Texte choisi:
==============================

Pour cette première collaboration, la revue Art présence acceptait ma proposition de travail sur le personnage d’Ann Lee... qui allait faire la couverture de la revue. Une très belle couverture. Fierté ! Voici le texte tel qu’il a paru, sans ajout ni modifications.
« Ann Lee, image rebelle. », Art Présence, numéro 42, avril-mai-juin 2002.


Ann Lee était "la fille d’un forgeron illettré de Manchester en Angleterre au début de la Révolution industrielle, qui fonda les Shakers" [1], une communauté religieuse puritaine qui débarqua en Amérique à la fin du XVIIIéme siècle pour y fonder une théocratie. On découvrait l’existence de ce personnage [2] au début de la vidéo de Dan Graham Rock My Religion, réalisée après la rédaction de l’article du même nom. Dan Graham, poursuivant son interrogation sur les enjeux symboliques et idéologiques du rock, montrait au travers de la naissance de ce mouvement musical, des Hippies et surtout de la chanteuse Patti Smith, combien les représentations sexuelles du rock américain étaient liées aux représentations religieuses et puritaines de ce pays tout en étant indissociables des questions économiques et commerciales de cette culture.

==============================

Données:
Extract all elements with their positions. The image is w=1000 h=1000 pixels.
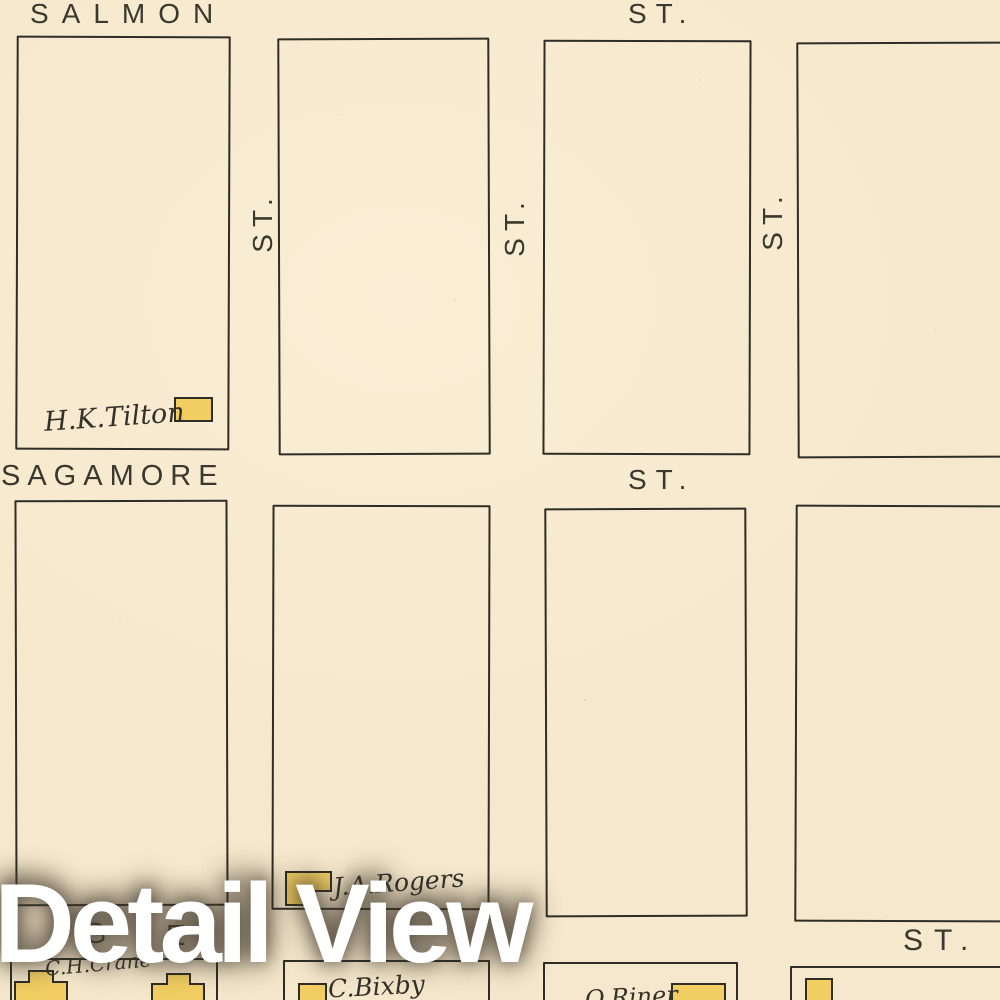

==============================

Consigne donnée A: Réécris tout ce qui va de « Ann Lee était » jusqu'à « de cette culture. » dans le texte sur Ann Lee, en mettant « Trembleurs » à la place de « Shakers ».
Consigne donnée B: Relève toutes les personnes désignées par leur nom dans le texte sur Ann Lee.
Le matériel fourni n'intervient pas dans cet exercice.

Réponse A:
Ann Lee était "la fille d’un forgeron illettré de Manchester en Angleterre au début de la Révolution industrielle, qui fonda les Trembleurs" [1], une communauté religieuse puritaine qui débarqua en Amérique à la fin du XVIIIéme siècle pour y fonder une théocratie. On découvrait l’existence de ce personnage [2] au début de la vidéo de Dan Graham Rock My Religion, réalisée après la rédaction de l’article du même nom. Dan Graham, poursuivant son interrogation sur les enjeux symboliques et idéologiques du rock, montrait au travers de la naissance de ce mouvement musical, des Hippies et surtout de la chanteuse Patti Smith, combien les représentations sexuelles du rock américain étaient liées aux représentations religieuses et puritaines de ce pays tout en étant indissociables des questions économiques et commerciales de cette culture.

Réponse B: Ann Lee, Dan Graham, Patti Smith